#### [GIVEN PROBLEM]
Check each line of the entries below for the string "Welding"; copy every line where it appears.

#### [INFORMATION SHOWN]
--- begin ---

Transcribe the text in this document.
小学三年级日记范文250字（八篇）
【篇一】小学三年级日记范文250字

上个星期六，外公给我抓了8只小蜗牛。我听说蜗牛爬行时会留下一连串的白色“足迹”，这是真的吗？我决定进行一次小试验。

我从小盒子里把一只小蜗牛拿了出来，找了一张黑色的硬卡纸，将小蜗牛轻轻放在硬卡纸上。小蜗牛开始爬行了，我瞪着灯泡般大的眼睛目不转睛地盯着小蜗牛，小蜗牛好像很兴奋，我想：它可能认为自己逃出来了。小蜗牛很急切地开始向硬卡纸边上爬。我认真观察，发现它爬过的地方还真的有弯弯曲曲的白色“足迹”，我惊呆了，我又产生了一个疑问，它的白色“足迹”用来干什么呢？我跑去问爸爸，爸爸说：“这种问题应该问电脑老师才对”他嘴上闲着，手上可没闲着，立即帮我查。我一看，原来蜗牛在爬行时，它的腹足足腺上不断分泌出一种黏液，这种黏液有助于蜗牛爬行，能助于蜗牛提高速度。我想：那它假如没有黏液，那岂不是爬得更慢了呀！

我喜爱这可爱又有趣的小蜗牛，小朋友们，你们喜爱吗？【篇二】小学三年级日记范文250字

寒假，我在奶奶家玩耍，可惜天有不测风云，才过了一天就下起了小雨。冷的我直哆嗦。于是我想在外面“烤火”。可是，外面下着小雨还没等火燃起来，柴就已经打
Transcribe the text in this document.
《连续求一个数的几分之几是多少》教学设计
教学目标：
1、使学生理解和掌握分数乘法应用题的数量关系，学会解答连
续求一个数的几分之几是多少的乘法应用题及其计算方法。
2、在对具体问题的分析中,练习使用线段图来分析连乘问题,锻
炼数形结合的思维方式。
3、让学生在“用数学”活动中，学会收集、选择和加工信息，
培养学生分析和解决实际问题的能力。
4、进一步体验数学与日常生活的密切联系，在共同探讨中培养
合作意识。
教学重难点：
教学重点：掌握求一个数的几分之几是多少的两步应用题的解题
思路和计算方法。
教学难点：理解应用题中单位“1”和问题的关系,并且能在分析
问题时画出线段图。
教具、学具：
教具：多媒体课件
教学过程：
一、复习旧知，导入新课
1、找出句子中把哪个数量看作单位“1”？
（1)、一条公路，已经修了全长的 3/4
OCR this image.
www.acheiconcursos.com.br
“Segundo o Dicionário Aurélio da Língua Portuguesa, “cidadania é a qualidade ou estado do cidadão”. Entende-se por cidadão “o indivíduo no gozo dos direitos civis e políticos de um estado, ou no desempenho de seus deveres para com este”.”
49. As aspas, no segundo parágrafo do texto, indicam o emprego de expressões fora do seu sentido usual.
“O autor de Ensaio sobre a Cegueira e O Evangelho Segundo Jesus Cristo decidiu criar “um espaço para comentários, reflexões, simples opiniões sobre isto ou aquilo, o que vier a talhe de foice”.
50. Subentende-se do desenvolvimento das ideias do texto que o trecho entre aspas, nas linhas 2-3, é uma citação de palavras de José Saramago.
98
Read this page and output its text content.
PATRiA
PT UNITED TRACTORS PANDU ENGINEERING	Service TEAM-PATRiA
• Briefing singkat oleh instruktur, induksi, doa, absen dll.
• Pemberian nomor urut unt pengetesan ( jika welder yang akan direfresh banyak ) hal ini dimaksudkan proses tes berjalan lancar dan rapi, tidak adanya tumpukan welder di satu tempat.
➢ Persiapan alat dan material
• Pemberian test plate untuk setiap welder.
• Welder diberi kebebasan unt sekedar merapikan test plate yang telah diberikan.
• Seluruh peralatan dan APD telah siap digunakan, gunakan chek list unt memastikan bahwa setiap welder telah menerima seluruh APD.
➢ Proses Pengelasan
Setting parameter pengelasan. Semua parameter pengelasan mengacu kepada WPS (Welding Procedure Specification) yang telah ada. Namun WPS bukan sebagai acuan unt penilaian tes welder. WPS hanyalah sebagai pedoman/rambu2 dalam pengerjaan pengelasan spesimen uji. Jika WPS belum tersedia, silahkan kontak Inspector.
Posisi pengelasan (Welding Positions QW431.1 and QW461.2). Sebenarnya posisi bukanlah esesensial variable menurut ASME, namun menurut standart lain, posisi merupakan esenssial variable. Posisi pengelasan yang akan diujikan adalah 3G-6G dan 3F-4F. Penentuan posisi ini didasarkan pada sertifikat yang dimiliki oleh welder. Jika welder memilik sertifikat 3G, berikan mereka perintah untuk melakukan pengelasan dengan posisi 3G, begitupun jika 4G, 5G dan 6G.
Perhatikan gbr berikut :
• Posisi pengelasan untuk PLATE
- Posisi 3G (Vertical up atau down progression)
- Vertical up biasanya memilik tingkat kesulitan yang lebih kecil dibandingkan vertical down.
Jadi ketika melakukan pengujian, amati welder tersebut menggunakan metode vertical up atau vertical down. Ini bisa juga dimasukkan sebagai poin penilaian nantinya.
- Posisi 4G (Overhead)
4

--- end ---

#### [OUTPUT OF THE EXERCISE]
Setting parameter pengelasan. Semua parameter pengelasan mengacu kepada WPS (Welding Procedure Specification) yang telah ada. Namun WPS bukan sebagai acuan unt penilaian tes welder. WPS hanyalah sebagai pedoman/rambu2 dalam pengerjaan pengelasan spesimen uji. Jika WPS belum tersedia, silahkan kontak Inspector.
Posisi pengelasan (Welding Positions QW431.1 and QW461.2). Sebenarnya posisi bukanlah esesensial variable menurut ASME, namun menurut standart lain, posisi merupakan esenssial variable. Posisi pengelasan yang akan diujikan adalah 3G-6G dan 3F-4F. Penentuan posisi ini didasarkan pada sertifikat yang dimiliki oleh welder. Jika welder memilik sertifikat 3G, berikan mereka perintah untuk melakukan pengelasan dengan posisi 3G, begitupun jika 4G, 5G dan 6G.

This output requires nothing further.